- **Set task**:
Below is some material; set it all down exactly, apart from the pictures.

- **Records from a data collection**:
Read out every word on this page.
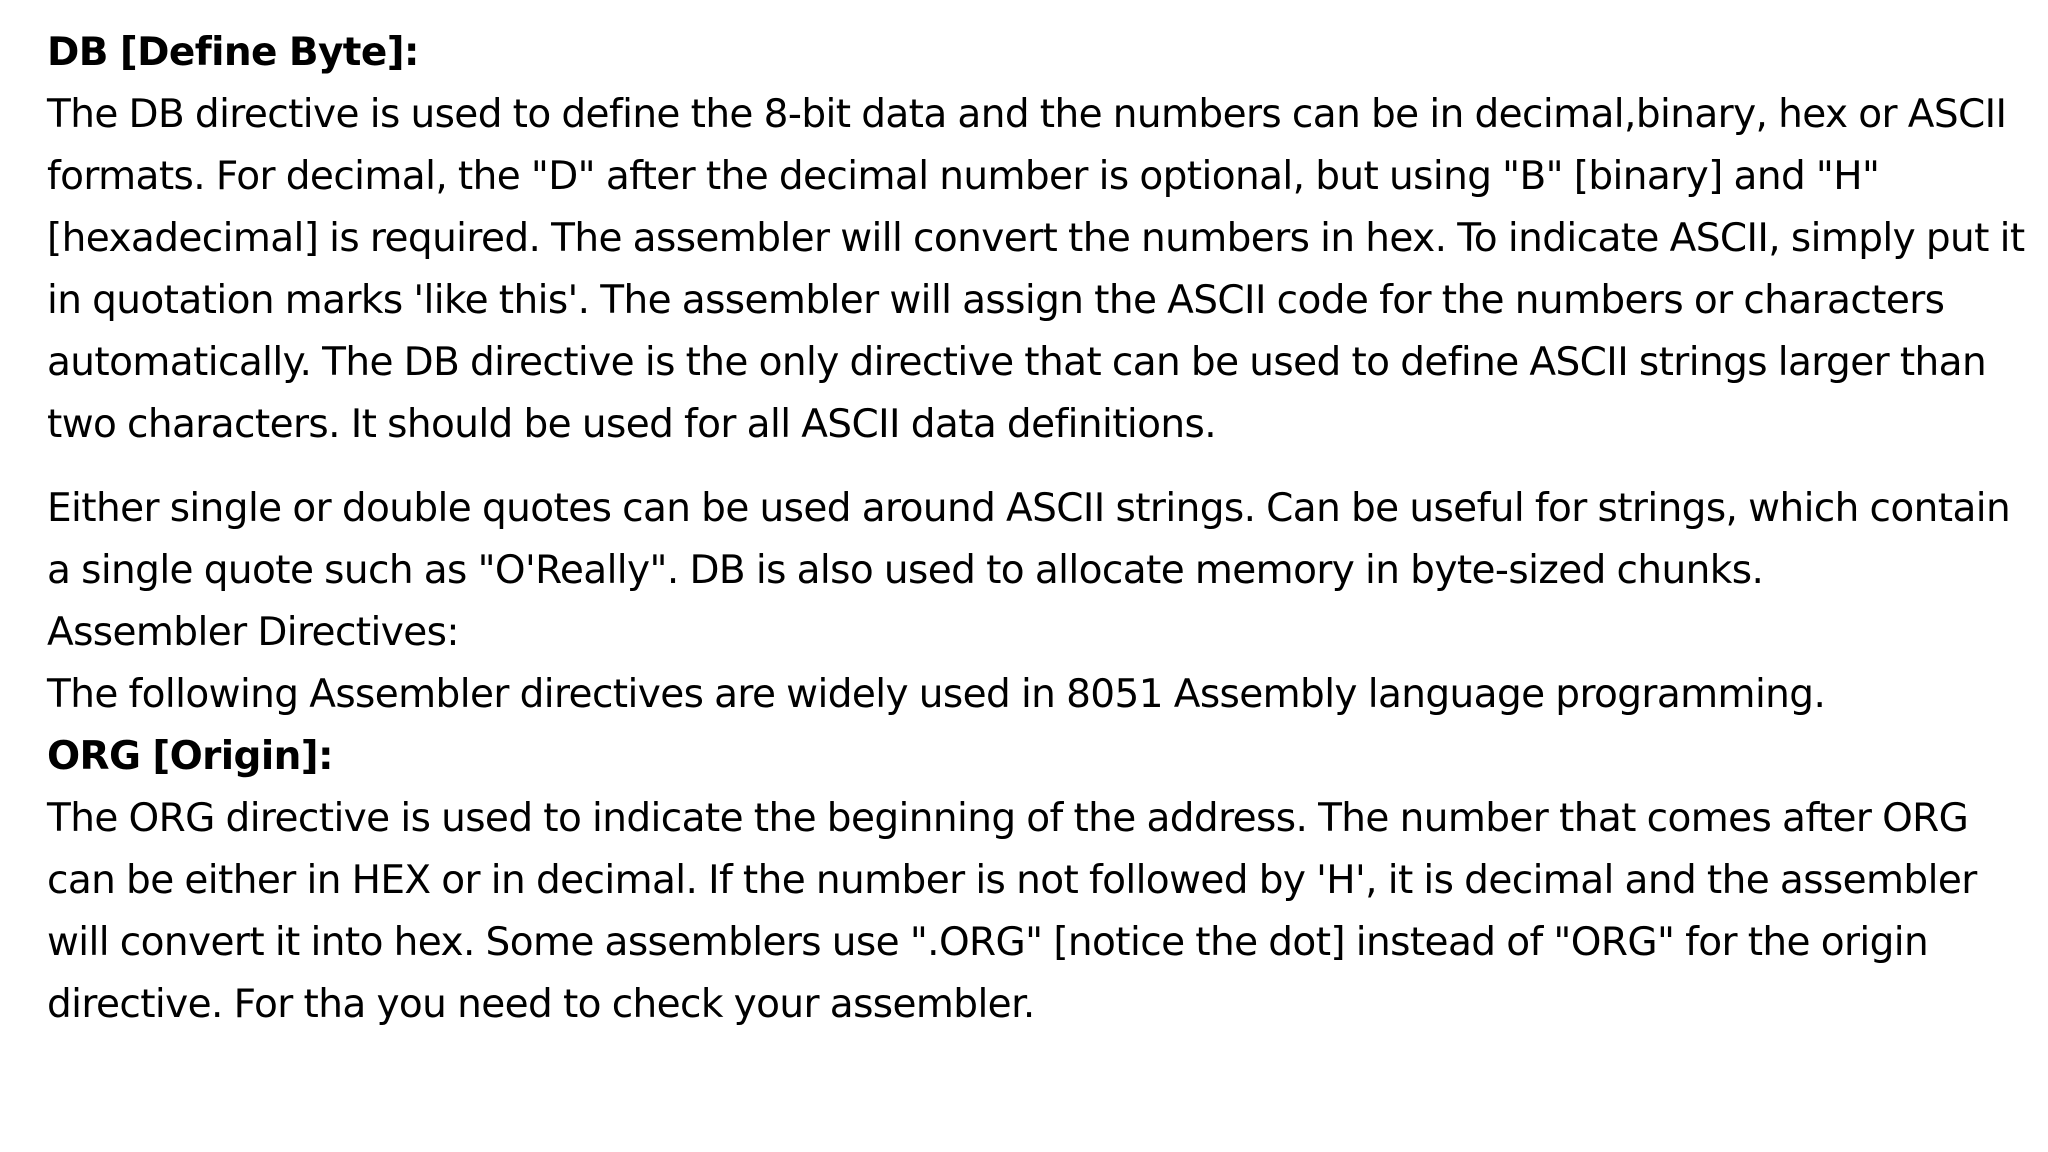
DB [Define Byte]:

The DB directive is used to define the 8-bit data and the numbers can be in decimal,binary, hex or ASCII formats. For decimal, the "D" after the decimal number is optional, but using "B" [binary] and "H" [hexadecimal] is required. The assembler will convert the numbers in hex. To indicate ASCII, simply put it in quotation marks 'like this'. The assembler will assign the ASCII code for the numbers or characters automatically. The DB directive is the only directive that can be used to define ASCII strings larger than two characters. It should be used for all ASCII data definitions.

Either single or double quotes can be used around ASCII strings. Can be useful for strings, which contain a single quote such as "O'Really". DB is also used to allocate memory in byte-sized chunks.

Assembler Directives:

The following Assembler directives are widely used in 8051 Assembly language programming.

ORG [Origin]:

The ORG directive is used to indicate the beginning of the address. The number that comes after ORG can be either in HEX or in decimal. If the number is not followed by 'H', it is decimal and the assembler will convert it into hex. Some assemblers use ".ORG" [notice the dot] instead of "ORG" for the origin directive. For tha you need to check your assembler.
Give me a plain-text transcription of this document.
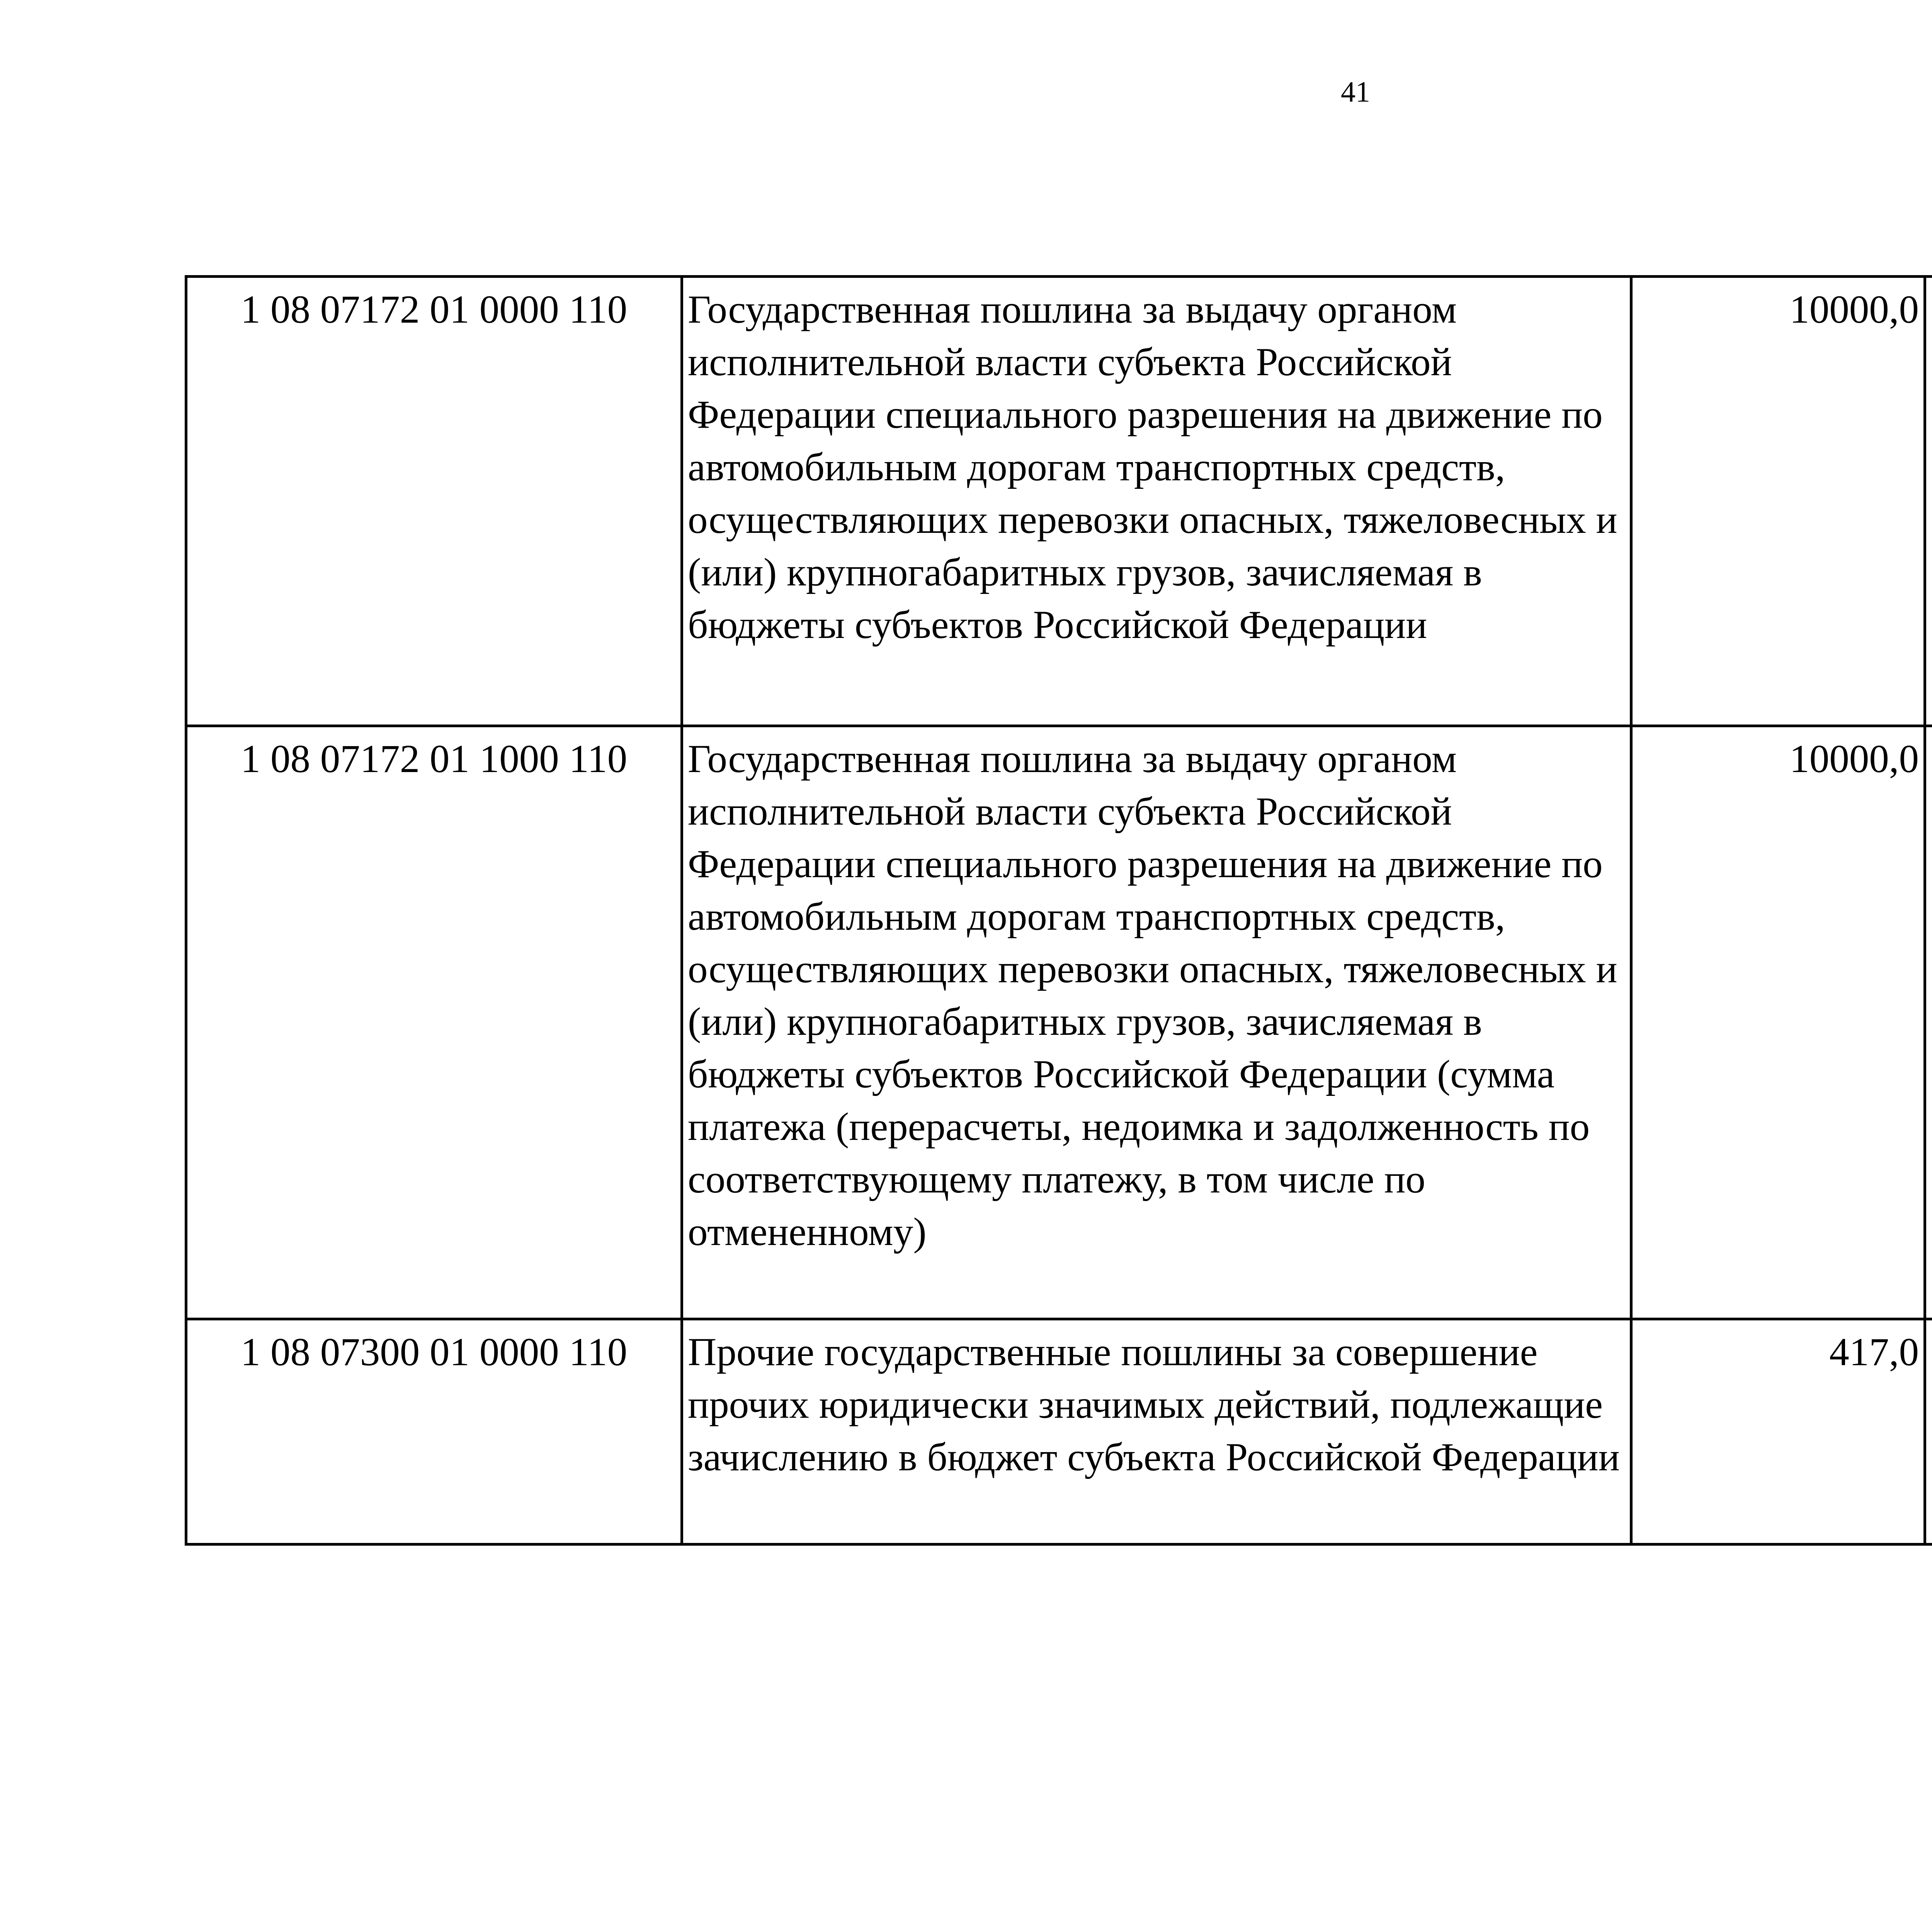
41
1 08 07172 01 0000 110	Государственная пошлина за выдачу органом исполнительной власти субъекта Российской Федерации специального разрешения на движение по автомобильным дорогам транспортных средств, осуществляющих перевозки опасных, тяжеловесных и (или) крупногабаритных грузов, зачисляемая в бюджеты субъектов Российской Федерации	10000,0		
1 08 07172 01 1000 110	Государственная пошлина за выдачу органом исполнительной власти субъекта Российской Федерации специального разрешения на движение по автомобильным дорогам транспортных средств, осуществляющих перевозки опасных, тяжеловесных и (или) крупногабаритных грузов, зачисляемая в бюджеты субъектов Российской Федерации (сумма платежа (перерасчеты, недоимка и задолженность по соответствующему платежу, в том числе по отмененному)	10000,0		
1 08 07300 01 0000 110	Прочие государственные пошлины за совершение прочих юридически значимых действий, подлежащие зачислению в бюджет субъекта Российской Федерации	417,0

- **Finished answer**:
Read out every word on this page.
DB [Define Byte]:

The DB directive is used to define the 8-bit data and the numbers can be in decimal,binary, hex or ASCII formats. For decimal, the "D" after the decimal number is optional, but using "B" [binary] and "H" [hexadecimal] is required. The assembler will convert the numbers in hex. To indicate ASCII, simply put it in quotation marks 'like this'. The assembler will assign the ASCII code for the numbers or characters automatically. The DB directive is the only directive that can be used to define ASCII strings larger than two characters. It should be used for all ASCII data definitions.

Either single or double quotes can be used around ASCII strings. Can be useful for strings, which contain a single quote such as "O'Really". DB is also used to allocate memory in byte-sized chunks.

Assembler Directives:

The following Assembler directives are widely used in 8051 Assembly language programming.

ORG [Origin]:

The ORG directive is used to indicate the beginning of the address. The number that comes after ORG can be either in HEX or in decimal. If the number is not followed by 'H', it is decimal and the assembler will convert it into hex. Some assemblers use ".ORG" [notice the dot] instead of "ORG" for the origin directive. For tha you need to check your assembler.
Give me a plain-text transcription of this document.
41
1 08 07172 01 0000 110	Государственная пошлина за выдачу органом исполнительной власти субъекта Российской Федерации специального разрешения на движение по автомобильным дорогам транспортных средств, осуществляющих перевозки опасных, тяжеловесных и (или) крупногабаритных грузов, зачисляемая в бюджеты субъектов Российской Федерации	10000,0		
1 08 07172 01 1000 110	Государственная пошлина за выдачу органом исполнительной власти субъекта Российской Федерации специального разрешения на движение по автомобильным дорогам транспортных средств, осуществляющих перевозки опасных, тяжеловесных и (или) крупногабаритных грузов, зачисляемая в бюджеты субъектов Российской Федерации (сумма платежа (перерасчеты, недоимка и задолженность по соответствующему платежу, в том числе по отмененному)	10000,0		
1 08 07300 01 0000 110	Прочие государственные пошлины за совершение прочих юридически значимых действий, подлежащие зачислению в бюджет субъекта Российской Федерации	417,0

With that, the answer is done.